Beneath this sentence is a set of records; write each of them out exactly.

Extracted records
^^^^

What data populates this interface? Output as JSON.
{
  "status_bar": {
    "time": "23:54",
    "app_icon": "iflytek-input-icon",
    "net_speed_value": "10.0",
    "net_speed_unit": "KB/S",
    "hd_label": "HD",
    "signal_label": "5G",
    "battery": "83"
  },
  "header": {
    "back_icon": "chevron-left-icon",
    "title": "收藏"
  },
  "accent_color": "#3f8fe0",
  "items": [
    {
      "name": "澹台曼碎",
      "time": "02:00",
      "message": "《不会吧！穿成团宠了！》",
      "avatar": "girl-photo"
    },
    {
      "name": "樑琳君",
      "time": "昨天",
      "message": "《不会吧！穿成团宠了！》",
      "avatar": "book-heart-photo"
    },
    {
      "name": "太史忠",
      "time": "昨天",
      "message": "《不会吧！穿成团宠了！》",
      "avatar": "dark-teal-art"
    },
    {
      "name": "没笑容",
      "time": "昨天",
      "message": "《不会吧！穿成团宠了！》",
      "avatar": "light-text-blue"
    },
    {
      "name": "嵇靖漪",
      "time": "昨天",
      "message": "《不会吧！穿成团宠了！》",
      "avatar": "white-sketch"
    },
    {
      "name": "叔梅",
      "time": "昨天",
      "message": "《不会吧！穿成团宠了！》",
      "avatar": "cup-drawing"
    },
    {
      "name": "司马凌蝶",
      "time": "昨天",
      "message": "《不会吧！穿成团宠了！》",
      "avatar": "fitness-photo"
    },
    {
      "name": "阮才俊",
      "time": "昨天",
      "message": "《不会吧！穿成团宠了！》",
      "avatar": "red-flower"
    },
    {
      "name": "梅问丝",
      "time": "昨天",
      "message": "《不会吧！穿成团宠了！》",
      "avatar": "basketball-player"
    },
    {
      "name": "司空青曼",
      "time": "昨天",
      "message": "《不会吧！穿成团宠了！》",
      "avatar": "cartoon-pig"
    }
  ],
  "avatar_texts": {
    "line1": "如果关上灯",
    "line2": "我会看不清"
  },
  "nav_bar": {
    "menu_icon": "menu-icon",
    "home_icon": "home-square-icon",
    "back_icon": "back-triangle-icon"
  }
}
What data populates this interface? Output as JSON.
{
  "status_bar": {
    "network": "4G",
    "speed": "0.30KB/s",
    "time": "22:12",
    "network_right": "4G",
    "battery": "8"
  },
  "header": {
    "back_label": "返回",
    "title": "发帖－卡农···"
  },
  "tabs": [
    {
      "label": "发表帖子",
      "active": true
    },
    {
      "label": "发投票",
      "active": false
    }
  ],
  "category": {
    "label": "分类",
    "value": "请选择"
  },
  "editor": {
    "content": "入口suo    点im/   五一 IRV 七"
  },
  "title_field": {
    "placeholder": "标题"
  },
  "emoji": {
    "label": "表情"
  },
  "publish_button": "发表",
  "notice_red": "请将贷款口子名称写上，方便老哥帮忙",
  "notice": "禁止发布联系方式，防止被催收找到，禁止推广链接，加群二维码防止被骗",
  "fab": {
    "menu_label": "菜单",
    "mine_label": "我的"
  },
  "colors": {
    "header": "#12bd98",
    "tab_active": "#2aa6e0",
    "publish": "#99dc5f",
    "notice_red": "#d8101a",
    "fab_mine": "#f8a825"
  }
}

^^^^

## THE ANSWER
What data populates this interface? Output as JSON.
{
  "status_bar": {
    "time": "23:54",
    "app_icon": "iflytek-input-icon",
    "net_speed_value": "10.0",
    "net_speed_unit": "KB/S",
    "hd_label": "HD",
    "signal_label": "5G",
    "battery": "83"
  },
  "header": {
    "back_icon": "chevron-left-icon",
    "title": "收藏"
  },
  "accent_color": "#3f8fe0",
  "items": [
    {
      "name": "澹台曼碎",
      "time": "02:00",
      "message": "《不会吧！穿成团宠了！》",
      "avatar": "girl-photo"
    },
    {
      "name": "樑琳君",
      "time": "昨天",
      "message": "《不会吧！穿成团宠了！》",
      "avatar": "book-heart-photo"
    },
    {
      "name": "太史忠",
      "time": "昨天",
      "message": "《不会吧！穿成团宠了！》",
      "avatar": "dark-teal-art"
    },
    {
      "name": "没笑容",
      "time": "昨天",
      "message": "《不会吧！穿成团宠了！》",
      "avatar": "light-text-blue"
    },
    {
      "name": "嵇靖漪",
      "time": "昨天",
      "message": "《不会吧！穿成团宠了！》",
      "avatar": "white-sketch"
    },
    {
      "name": "叔梅",
      "time": "昨天",
      "message": "《不会吧！穿成团宠了！》",
      "avatar": "cup-drawing"
    },
    {
      "name": "司马凌蝶",
      "time": "昨天",
      "message": "《不会吧！穿成团宠了！》",
      "avatar": "fitness-photo"
    },
    {
      "name": "阮才俊",
      "time": "昨天",
      "message": "《不会吧！穿成团宠了！》",
      "avatar": "red-flower"
    },
    {
      "name": "梅问丝",
      "time": "昨天",
      "message": "《不会吧！穿成团宠了！》",
      "avatar": "basketball-player"
    },
    {
      "name": "司空青曼",
      "time": "昨天",
      "message": "《不会吧！穿成团宠了！》",
      "avatar": "cartoon-pig"
    }
  ],
  "avatar_texts": {
    "line1": "如果关上灯",
    "line2": "我会看不清"
  },
  "nav_bar": {
    "menu_icon": "menu-icon",
    "home_icon": "home-square-icon",
    "back_icon": "back-triangle-icon"
  }
}
What data populates this interface? Output as JSON.
{
  "status_bar": {
    "network": "4G",
    "speed": "0.30KB/s",
    "time": "22:12",
    "network_right": "4G",
    "battery": "8"
  },
  "header": {
    "back_label": "返回",
    "title": "发帖－卡农···"
  },
  "tabs": [
    {
      "label": "发表帖子",
      "active": true
    },
    {
      "label": "发投票",
      "active": false
    }
  ],
  "category": {
    "label": "分类",
    "value": "请选择"
  },
  "editor": {
    "content": "入口suo    点im/   五一 IRV 七"
  },
  "title_field": {
    "placeholder": "标题"
  },
  "emoji": {
    "label": "表情"
  },
  "publish_button": "发表",
  "notice_red": "请将贷款口子名称写上，方便老哥帮忙",
  "notice": "禁止发布联系方式，防止被催收找到，禁止推广链接，加群二维码防止被骗",
  "fab": {
    "menu_label": "菜单",
    "mine_label": "我的"
  },
  "colors": {
    "header": "#12bd98",
    "tab_active": "#2aa6e0",
    "publish": "#99dc5f",
    "notice_red": "#d8101a",
    "fab_mine": "#f8a825"
  }
}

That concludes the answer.